### WORK TO BE COMPLETED
Lines holding the string "broj" are the ones to copy; find them all in the data.

### PROVIDED INFORMATION
::::::::::
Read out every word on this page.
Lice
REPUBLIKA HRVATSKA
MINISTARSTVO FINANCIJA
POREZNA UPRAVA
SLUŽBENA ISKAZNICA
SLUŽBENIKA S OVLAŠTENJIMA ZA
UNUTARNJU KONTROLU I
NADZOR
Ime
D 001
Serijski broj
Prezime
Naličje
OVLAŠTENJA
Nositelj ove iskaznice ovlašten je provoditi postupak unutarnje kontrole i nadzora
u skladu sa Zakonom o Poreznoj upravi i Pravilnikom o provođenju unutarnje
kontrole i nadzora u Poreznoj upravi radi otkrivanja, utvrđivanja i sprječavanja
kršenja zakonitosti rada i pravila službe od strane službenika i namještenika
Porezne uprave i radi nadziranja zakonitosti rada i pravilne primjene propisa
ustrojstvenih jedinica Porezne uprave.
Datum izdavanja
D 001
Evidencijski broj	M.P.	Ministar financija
::::::::::
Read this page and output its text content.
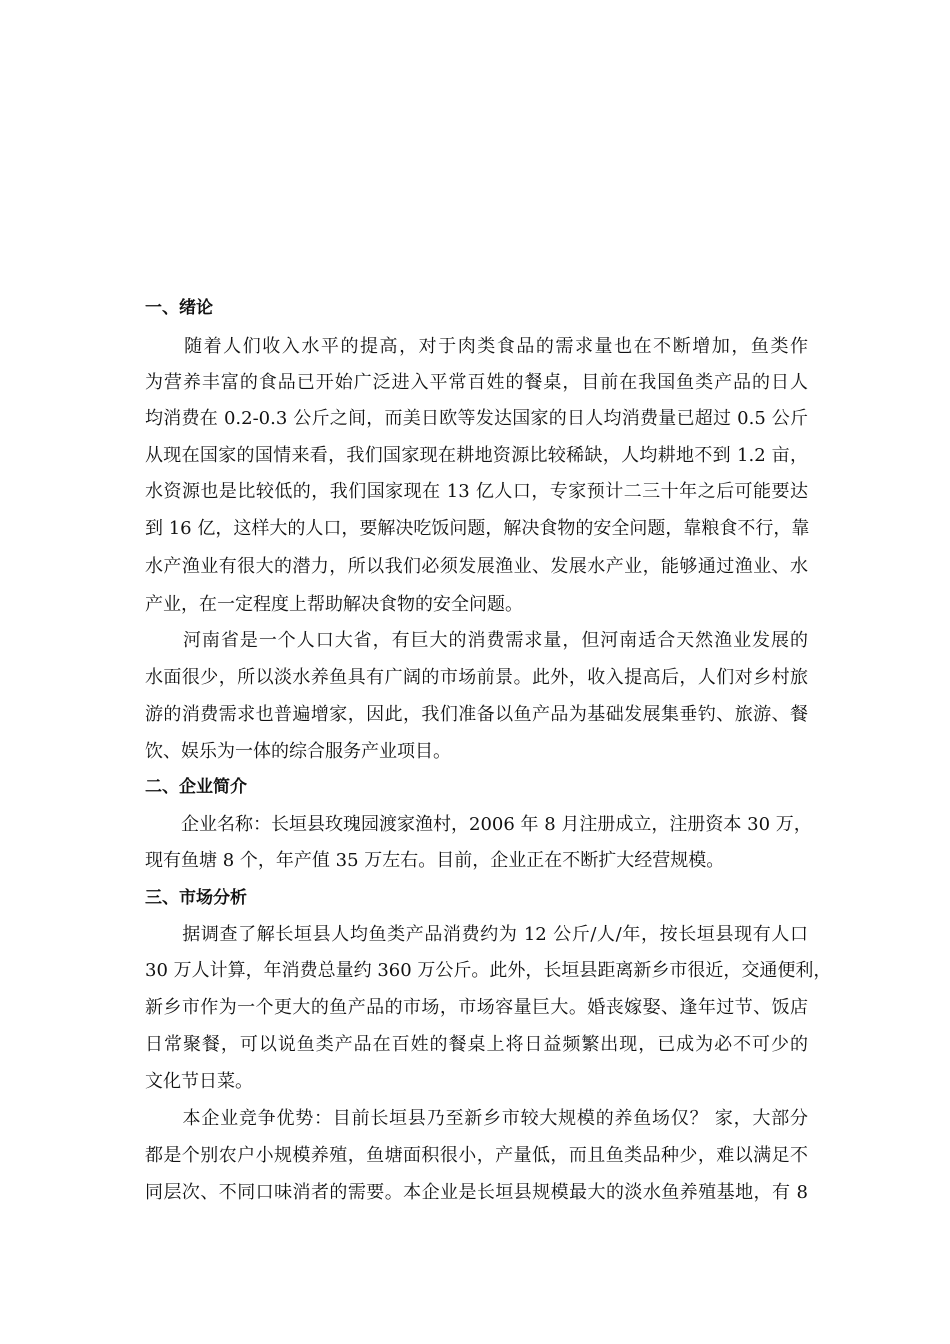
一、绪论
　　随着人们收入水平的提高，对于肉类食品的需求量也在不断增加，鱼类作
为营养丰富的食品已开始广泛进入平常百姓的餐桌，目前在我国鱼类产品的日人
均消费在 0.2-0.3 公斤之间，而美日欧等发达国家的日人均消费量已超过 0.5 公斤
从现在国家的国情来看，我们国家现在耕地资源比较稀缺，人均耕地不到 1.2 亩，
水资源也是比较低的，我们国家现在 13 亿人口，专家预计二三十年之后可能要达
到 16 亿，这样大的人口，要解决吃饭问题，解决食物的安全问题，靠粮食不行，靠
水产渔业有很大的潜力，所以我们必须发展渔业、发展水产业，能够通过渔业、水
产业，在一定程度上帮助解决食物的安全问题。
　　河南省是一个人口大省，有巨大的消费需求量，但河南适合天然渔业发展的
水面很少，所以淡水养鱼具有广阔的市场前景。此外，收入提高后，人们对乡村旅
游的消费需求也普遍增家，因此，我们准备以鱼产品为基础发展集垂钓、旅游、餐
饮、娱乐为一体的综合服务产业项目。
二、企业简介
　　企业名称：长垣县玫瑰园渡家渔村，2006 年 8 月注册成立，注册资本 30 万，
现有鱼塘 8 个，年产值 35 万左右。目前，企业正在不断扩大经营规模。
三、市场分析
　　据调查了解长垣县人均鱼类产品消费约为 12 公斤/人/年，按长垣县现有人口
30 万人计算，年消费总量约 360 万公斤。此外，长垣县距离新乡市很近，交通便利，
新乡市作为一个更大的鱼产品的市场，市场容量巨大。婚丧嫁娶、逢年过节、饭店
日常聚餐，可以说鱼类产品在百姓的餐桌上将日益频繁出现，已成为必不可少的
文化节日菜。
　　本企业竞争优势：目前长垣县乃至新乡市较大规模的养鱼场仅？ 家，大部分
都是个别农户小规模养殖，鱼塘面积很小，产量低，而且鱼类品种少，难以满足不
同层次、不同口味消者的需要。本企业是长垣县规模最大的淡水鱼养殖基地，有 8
::::::::::
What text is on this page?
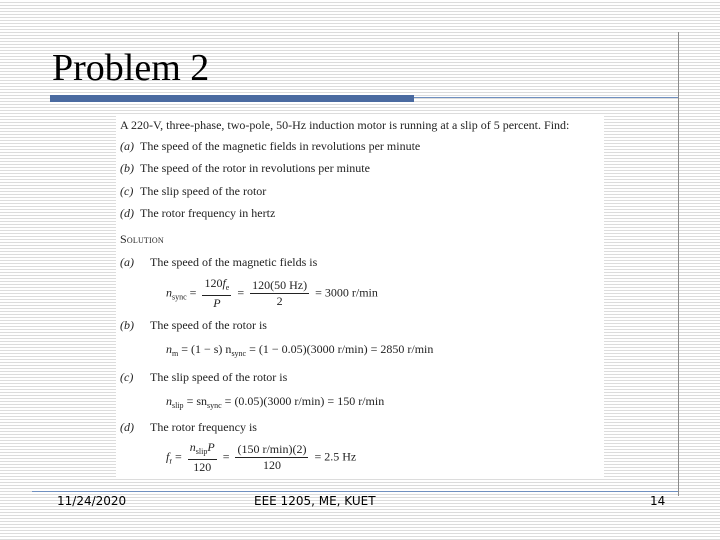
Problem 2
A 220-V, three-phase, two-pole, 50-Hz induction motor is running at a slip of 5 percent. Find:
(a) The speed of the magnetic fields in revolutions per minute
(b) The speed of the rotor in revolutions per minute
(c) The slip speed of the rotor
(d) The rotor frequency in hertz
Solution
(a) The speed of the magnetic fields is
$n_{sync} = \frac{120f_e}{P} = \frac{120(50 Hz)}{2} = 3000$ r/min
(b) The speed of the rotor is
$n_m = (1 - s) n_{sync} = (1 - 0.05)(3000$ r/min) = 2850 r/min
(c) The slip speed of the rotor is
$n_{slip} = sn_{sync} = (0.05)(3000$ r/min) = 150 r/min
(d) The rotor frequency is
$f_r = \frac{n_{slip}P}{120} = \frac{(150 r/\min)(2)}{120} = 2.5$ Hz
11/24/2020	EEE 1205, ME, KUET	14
::::::::::
### RESPONSE BELOW
Serijski broj
Evidencijski broj	M.P.	Ministar financija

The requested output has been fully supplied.